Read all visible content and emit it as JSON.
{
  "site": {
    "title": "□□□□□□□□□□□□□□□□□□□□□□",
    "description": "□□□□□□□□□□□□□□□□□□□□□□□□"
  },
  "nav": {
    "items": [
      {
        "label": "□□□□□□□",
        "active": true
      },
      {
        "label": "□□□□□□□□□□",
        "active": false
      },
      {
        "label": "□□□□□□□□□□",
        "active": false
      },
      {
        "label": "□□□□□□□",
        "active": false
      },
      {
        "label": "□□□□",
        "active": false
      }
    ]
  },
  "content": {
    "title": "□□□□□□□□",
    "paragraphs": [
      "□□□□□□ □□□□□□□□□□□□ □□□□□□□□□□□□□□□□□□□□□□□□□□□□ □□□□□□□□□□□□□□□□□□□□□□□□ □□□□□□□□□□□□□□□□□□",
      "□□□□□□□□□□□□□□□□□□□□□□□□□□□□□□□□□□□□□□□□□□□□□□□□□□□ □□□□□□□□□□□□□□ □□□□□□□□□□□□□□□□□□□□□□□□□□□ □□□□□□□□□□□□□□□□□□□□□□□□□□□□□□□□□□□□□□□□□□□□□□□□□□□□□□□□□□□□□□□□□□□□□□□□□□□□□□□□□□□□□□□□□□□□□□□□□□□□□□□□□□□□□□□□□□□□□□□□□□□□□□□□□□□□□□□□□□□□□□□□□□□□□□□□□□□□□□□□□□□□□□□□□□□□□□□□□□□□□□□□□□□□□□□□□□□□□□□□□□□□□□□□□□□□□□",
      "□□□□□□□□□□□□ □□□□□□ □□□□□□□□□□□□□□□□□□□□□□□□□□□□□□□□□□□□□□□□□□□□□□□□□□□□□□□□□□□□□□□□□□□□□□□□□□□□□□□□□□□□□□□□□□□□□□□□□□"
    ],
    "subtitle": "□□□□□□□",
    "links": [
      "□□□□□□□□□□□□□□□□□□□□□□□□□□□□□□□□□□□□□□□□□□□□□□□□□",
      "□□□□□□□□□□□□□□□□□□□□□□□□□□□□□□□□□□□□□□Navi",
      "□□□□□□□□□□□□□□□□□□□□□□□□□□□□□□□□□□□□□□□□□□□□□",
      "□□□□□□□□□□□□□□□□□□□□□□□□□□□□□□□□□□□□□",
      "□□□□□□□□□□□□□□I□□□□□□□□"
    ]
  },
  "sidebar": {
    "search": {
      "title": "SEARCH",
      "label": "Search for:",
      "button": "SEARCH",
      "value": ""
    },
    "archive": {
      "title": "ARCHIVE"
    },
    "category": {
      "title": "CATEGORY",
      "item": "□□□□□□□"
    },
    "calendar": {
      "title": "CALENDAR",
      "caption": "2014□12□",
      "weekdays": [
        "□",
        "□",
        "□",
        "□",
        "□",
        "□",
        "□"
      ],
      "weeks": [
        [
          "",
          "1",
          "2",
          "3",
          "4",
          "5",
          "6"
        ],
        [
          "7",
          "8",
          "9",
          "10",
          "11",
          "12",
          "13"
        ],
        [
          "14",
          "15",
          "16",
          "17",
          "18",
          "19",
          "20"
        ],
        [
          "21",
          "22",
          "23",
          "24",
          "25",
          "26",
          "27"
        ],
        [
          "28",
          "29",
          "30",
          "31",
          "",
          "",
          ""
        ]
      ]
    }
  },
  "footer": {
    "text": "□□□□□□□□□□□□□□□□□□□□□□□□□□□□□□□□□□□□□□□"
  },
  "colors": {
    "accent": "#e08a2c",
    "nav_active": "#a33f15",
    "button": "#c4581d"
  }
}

***

WHAT THE EXERCISE ASKS -
Output each record exactly, leaving nothing out.

CORRECT OUTPUT -
Read all visible content and emit it as JSON.
{
  "site": {
    "title": "□□□□□□□□□□□□□□□□□□□□□□",
    "description": "□□□□□□□□□□□□□□□□□□□□□□□□"
  },
  "nav": {
    "items": [
      {
        "label": "□□□□□□□",
        "active": true
      },
      {
        "label": "□□□□□□□□□□",
        "active": false
      },
      {
        "label": "□□□□□□□□□□",
        "active": false
      },
      {
        "label": "□□□□□□□",
        "active": false
      },
      {
        "label": "□□□□",
        "active": false
      }
    ]
  },
  "content": {
    "title": "□□□□□□□□",
    "paragraphs": [
      "□□□□□□ □□□□□□□□□□□□ □□□□□□□□□□□□□□□□□□□□□□□□□□□□ □□□□□□□□□□□□□□□□□□□□□□□□ □□□□□□□□□□□□□□□□□□",
      "□□□□□□□□□□□□□□□□□□□□□□□□□□□□□□□□□□□□□□□□□□□□□□□□□□□ □□□□□□□□□□□□□□ □□□□□□□□□□□□□□□□□□□□□□□□□□□ □□□□□□□□□□□□□□□□□□□□□□□□□□□□□□□□□□□□□□□□□□□□□□□□□□□□□□□□□□□□□□□□□□□□□□□□□□□□□□□□□□□□□□□□□□□□□□□□□□□□□□□□□□□□□□□□□□□□□□□□□□□□□□□□□□□□□□□□□□□□□□□□□□□□□□□□□□□□□□□□□□□□□□□□□□□□□□□□□□□□□□□□□□□□□□□□□□□□□□□□□□□□□□□□□□□□□□",
      "□□□□□□□□□□□□ □□□□□□ □□□□□□□□□□□□□□□□□□□□□□□□□□□□□□□□□□□□□□□□□□□□□□□□□□□□□□□□□□□□□□□□□□□□□□□□□□□□□□□□□□□□□□□□□□□□□□□□□□"
    ],
    "subtitle": "□□□□□□□",
    "links": [
      "□□□□□□□□□□□□□□□□□□□□□□□□□□□□□□□□□□□□□□□□□□□□□□□□□",
      "□□□□□□□□□□□□□□□□□□□□□□□□□□□□□□□□□□□□□□Navi",
      "□□□□□□□□□□□□□□□□□□□□□□□□□□□□□□□□□□□□□□□□□□□□□",
      "□□□□□□□□□□□□□□□□□□□□□□□□□□□□□□□□□□□□□",
      "□□□□□□□□□□□□□□I□□□□□□□□"
    ]
  },
  "sidebar": {
    "search": {
      "title": "SEARCH",
      "label": "Search for:",
      "button": "SEARCH",
      "value": ""
    },
    "archive": {
      "title": "ARCHIVE"
    },
    "category": {
      "title": "CATEGORY",
      "item": "□□□□□□□"
    },
    "calendar": {
      "title": "CALENDAR",
      "caption": "2014□12□",
      "weekdays": [
        "□",
        "□",
        "□",
        "□",
        "□",
        "□",
        "□"
      ],
      "weeks": [
        [
          "",
          "1",
          "2",
          "3",
          "4",
          "5",
          "6"
        ],
        [
          "7",
          "8",
          "9",
          "10",
          "11",
          "12",
          "13"
        ],
        [
          "14",
          "15",
          "16",
          "17",
          "18",
          "19",
          "20"
        ],
        [
          "21",
          "22",
          "23",
          "24",
          "25",
          "26",
          "27"
        ],
        [
          "28",
          "29",
          "30",
          "31",
          "",
          "",
          ""
        ]
      ]
    }
  },
  "footer": {
    "text": "□□□□□□□□□□□□□□□□□□□□□□□□□□□□□□□□□□□□□□□"
  },
  "colors": {
    "accent": "#e08a2c",
    "nav_active": "#a33f15",
    "button": "#c4581d"
  }
}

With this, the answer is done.